##### Supplied records

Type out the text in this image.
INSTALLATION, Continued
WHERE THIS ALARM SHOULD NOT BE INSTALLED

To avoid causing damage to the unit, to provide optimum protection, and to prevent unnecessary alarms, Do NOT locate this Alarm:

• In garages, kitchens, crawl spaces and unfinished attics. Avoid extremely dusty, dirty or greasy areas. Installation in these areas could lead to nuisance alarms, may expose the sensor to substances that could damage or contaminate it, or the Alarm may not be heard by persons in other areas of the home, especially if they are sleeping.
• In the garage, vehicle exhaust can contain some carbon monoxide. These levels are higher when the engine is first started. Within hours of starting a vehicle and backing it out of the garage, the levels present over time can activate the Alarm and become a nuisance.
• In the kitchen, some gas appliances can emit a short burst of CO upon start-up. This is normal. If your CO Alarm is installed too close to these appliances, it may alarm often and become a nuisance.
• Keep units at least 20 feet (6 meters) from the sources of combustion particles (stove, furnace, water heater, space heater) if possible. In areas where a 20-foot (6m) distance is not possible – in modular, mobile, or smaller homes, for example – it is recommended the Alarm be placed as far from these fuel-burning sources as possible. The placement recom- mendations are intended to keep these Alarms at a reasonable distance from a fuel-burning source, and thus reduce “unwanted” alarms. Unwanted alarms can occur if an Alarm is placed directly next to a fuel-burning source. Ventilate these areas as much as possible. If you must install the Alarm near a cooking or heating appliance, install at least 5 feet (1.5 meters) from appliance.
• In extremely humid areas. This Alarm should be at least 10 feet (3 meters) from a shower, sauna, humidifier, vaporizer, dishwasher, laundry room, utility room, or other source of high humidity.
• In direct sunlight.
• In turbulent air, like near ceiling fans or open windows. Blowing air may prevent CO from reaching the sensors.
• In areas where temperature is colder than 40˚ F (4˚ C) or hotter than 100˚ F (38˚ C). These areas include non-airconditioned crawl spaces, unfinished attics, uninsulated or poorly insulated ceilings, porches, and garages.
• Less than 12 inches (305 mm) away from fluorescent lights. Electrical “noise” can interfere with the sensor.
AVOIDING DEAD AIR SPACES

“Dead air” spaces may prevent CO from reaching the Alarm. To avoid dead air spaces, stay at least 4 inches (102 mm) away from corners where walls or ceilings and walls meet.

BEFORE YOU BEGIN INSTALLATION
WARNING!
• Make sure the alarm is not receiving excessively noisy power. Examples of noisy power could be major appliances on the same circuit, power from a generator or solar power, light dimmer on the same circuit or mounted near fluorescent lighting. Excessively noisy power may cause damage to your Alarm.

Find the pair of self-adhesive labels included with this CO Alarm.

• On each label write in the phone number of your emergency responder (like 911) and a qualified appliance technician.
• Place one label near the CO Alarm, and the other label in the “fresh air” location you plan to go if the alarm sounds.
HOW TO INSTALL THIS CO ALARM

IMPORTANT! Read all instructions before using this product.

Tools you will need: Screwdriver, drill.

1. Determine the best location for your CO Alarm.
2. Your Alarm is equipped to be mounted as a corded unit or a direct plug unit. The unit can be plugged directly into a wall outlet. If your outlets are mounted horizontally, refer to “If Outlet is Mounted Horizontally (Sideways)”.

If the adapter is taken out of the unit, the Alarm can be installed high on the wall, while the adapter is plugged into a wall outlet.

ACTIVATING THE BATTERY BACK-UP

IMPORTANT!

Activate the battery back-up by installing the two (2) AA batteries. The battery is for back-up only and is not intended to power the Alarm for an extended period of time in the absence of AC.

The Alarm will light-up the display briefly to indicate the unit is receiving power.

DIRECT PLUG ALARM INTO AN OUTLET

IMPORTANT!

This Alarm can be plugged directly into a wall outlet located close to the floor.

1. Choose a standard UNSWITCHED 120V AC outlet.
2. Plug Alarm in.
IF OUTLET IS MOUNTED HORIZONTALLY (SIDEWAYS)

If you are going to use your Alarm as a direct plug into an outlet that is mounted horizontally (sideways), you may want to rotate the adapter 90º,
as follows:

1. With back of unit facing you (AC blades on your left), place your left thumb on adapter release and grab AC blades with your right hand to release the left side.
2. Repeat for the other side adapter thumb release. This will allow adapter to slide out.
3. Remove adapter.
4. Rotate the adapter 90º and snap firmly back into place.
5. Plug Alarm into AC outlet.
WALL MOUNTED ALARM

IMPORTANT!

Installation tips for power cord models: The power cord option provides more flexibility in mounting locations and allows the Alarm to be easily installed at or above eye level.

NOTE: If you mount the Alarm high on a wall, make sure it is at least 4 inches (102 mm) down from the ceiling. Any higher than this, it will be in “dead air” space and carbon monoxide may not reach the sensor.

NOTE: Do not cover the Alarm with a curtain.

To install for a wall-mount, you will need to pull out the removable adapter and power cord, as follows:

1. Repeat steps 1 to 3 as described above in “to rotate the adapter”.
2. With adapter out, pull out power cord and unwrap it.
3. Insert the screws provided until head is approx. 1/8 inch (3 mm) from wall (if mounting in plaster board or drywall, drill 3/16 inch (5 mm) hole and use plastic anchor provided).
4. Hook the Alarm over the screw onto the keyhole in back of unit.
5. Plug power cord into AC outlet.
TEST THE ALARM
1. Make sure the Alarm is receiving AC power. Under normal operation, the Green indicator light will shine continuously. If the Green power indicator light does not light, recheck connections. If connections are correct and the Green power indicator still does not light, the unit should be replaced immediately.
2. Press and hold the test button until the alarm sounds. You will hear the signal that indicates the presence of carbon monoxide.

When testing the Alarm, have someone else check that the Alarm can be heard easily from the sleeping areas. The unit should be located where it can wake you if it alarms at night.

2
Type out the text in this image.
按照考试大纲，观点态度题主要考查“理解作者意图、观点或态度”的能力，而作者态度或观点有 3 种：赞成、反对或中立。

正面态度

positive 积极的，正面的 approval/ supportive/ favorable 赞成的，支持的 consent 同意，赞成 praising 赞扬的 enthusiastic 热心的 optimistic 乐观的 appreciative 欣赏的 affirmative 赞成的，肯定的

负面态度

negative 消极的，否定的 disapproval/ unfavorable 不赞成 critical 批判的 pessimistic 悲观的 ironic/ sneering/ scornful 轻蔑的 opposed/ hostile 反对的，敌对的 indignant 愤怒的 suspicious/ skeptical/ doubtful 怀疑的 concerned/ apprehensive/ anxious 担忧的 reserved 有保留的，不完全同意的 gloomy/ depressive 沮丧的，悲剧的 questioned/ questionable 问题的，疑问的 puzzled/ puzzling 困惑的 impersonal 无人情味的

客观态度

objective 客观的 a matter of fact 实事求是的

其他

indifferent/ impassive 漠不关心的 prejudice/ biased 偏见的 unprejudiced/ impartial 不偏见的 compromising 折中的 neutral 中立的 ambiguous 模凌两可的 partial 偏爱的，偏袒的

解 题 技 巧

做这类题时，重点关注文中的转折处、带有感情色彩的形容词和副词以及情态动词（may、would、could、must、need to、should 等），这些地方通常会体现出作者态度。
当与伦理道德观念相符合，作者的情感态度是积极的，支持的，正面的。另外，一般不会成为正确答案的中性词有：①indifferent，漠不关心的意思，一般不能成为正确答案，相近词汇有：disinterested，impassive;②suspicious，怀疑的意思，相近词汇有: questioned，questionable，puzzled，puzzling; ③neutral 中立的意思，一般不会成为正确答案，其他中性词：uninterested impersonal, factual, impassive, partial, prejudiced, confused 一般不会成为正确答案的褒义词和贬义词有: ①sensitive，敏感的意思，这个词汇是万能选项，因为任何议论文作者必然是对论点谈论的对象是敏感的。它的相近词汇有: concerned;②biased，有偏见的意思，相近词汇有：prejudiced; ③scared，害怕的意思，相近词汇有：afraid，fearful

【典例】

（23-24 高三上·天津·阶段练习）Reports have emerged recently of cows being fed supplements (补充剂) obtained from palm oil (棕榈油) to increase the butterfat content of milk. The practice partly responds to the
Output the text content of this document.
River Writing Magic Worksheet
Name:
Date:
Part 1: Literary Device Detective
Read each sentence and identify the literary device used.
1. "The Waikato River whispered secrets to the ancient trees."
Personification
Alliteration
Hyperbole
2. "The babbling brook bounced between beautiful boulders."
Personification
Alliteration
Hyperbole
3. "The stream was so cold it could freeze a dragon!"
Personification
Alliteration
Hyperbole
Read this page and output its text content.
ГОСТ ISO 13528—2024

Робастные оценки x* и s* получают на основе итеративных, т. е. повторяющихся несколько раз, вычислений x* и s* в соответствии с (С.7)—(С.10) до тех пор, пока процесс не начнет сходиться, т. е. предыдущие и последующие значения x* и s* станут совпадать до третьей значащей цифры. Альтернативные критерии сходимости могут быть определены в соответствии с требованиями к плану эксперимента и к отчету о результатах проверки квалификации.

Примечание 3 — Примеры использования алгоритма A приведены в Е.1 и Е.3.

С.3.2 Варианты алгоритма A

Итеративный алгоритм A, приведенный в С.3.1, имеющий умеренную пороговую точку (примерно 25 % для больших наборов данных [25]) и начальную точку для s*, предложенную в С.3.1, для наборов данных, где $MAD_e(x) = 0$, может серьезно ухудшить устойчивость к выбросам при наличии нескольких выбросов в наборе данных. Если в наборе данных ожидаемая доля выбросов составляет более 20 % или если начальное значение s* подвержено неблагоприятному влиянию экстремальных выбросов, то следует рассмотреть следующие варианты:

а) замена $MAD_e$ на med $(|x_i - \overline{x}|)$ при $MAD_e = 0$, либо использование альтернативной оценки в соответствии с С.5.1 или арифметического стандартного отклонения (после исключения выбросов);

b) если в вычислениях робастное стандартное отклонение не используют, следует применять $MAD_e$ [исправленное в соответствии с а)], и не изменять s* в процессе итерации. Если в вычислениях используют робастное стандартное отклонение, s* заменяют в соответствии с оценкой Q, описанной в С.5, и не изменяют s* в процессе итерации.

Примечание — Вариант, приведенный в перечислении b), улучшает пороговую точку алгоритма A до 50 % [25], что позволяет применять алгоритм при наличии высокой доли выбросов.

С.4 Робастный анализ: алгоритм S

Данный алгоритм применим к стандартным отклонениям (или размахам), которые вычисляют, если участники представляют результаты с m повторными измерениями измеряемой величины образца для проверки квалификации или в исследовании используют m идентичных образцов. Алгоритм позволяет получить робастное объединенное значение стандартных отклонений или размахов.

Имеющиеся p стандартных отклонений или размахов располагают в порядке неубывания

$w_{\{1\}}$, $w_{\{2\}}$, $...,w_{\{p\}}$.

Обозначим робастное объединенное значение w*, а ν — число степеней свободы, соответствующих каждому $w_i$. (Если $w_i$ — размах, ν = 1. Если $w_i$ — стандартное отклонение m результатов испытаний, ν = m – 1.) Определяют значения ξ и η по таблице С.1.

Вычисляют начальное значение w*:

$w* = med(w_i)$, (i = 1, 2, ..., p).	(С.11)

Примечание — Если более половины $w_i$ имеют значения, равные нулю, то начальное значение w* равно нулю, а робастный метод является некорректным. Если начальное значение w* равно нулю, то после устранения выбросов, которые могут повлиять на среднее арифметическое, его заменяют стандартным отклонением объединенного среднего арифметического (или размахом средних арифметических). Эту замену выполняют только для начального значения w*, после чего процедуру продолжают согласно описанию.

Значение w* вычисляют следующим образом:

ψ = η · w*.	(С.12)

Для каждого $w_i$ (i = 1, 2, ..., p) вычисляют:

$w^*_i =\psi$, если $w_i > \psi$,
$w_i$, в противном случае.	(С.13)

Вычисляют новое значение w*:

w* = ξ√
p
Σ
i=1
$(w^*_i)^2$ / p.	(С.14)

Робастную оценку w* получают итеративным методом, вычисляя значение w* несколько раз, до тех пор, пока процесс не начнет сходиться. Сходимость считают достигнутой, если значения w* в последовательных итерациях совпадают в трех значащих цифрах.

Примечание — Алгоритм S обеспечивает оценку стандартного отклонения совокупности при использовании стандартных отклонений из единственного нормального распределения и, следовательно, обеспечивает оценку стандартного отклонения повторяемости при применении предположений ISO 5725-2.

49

##########

** Objective **
Which lines hold the string "Repeat"? Copy all of them from the data above.

** Task response **
2. Repeat for the other side adapter thumb release. This will allow adapter to slide out.
1. Repeat steps 1 to 3 as described above in “to rotate the adapter”.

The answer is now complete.